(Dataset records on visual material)
------------------------------------------------

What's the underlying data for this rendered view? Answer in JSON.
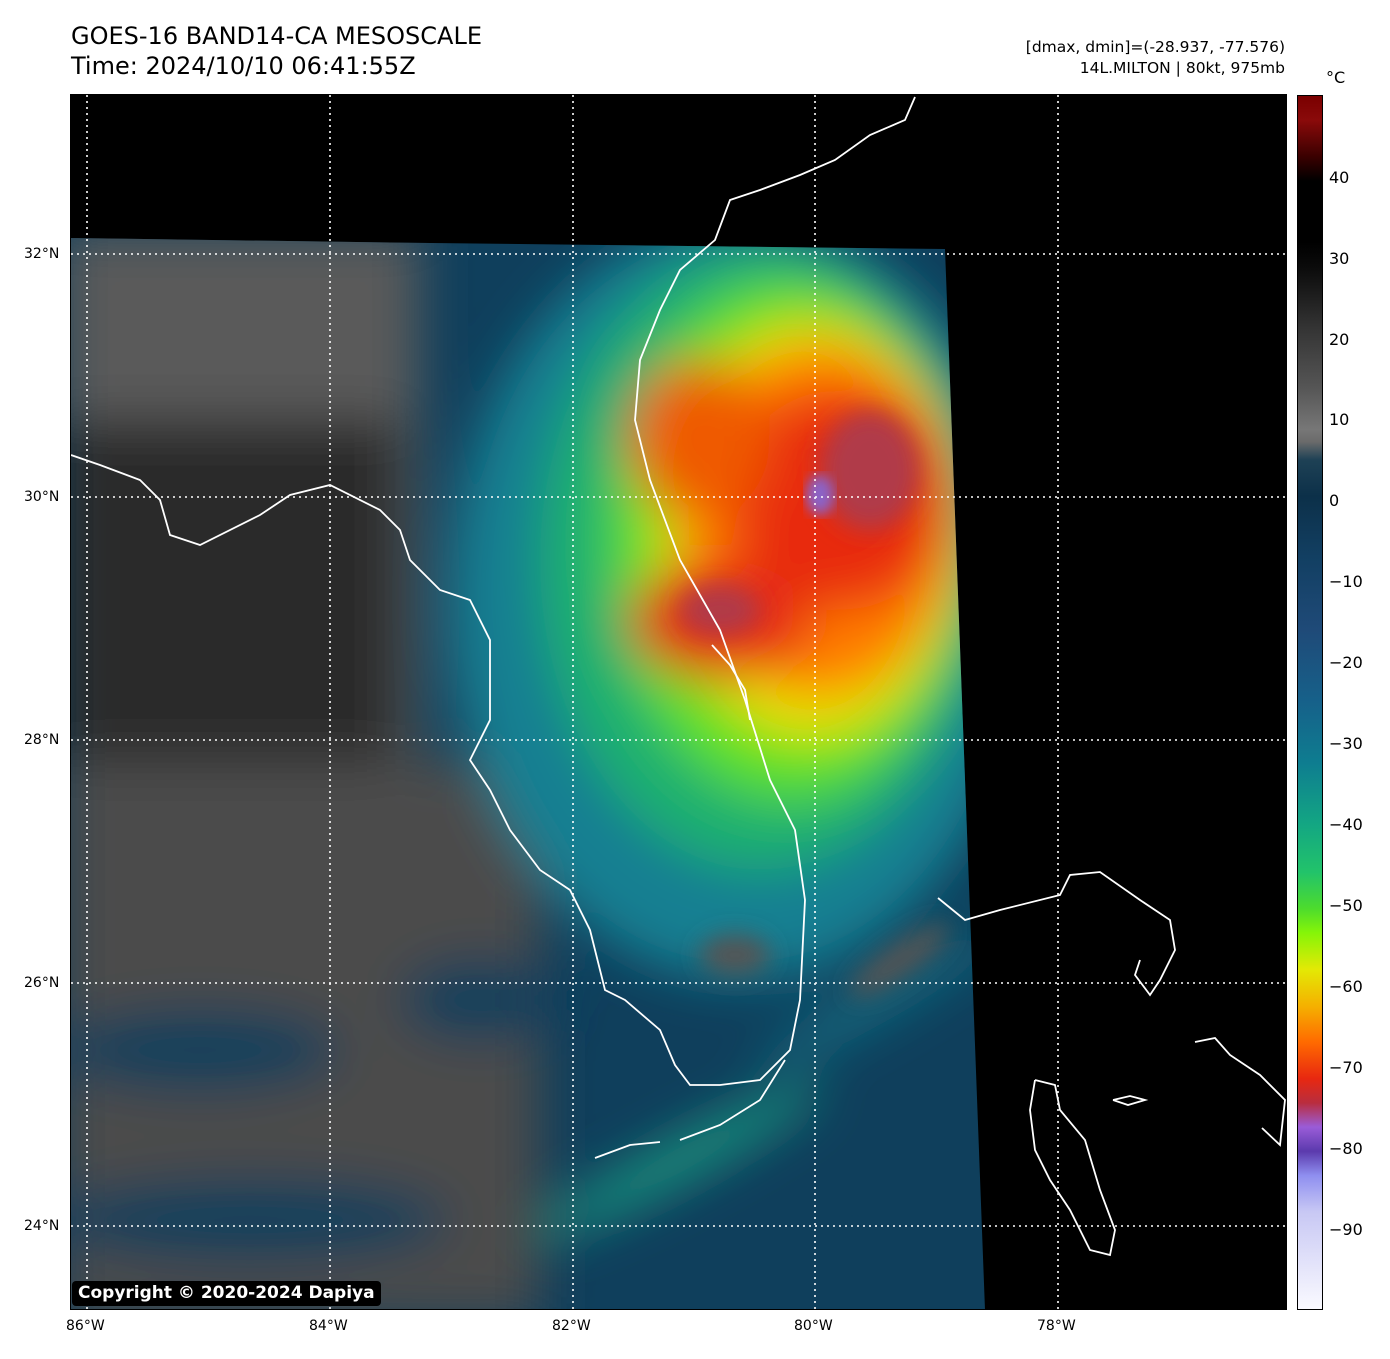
{
  "header": {
    "title": "GOES-16 BAND14-CA MESOSCALE",
    "time": "Time: 2024/10/10 06:41:55Z",
    "range": "[dmax, dmin]=(-28.937, -77.576)",
    "storm": "14L.MILTON | 80kt, 975mb"
  },
  "map": {
    "lat_labels": [
      "32°N",
      "30°N",
      "28°N",
      "26°N",
      "24°N"
    ],
    "lon_labels": [
      "86°W",
      "84°W",
      "82°W",
      "80°W",
      "78°W"
    ],
    "copyright": "Copyright © 2020-2024 Dapiya"
  },
  "colorbar": {
    "unit": "°C",
    "min": -100,
    "max": 50,
    "ticks": [
      "40",
      "30",
      "20",
      "10",
      "0",
      "−10",
      "−20",
      "−30",
      "−40",
      "−50",
      "−60",
      "−70",
      "−80",
      "−90"
    ]
  }
}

------------------------------------------------

• What is needed
Transcribe the records above exactly, leaving out every picture.

• Result
What's the underlying data for this rendered view? Answer in JSON.
{
  "header": {
    "title": "GOES-16 BAND14-CA MESOSCALE",
    "time": "Time: 2024/10/10 06:41:55Z",
    "range": "[dmax, dmin]=(-28.937, -77.576)",
    "storm": "14L.MILTON | 80kt, 975mb"
  },
  "map": {
    "lat_labels": [
      "32°N",
      "30°N",
      "28°N",
      "26°N",
      "24°N"
    ],
    "lon_labels": [
      "86°W",
      "84°W",
      "82°W",
      "80°W",
      "78°W"
    ],
    "copyright": "Copyright © 2020-2024 Dapiya"
  },
  "colorbar": {
    "unit": "°C",
    "min": -100,
    "max": 50,
    "ticks": [
      "40",
      "30",
      "20",
      "10",
      "0",
      "−10",
      "−20",
      "−30",
      "−40",
      "−50",
      "−60",
      "−70",
      "−80",
      "−90"
    ]
  }
}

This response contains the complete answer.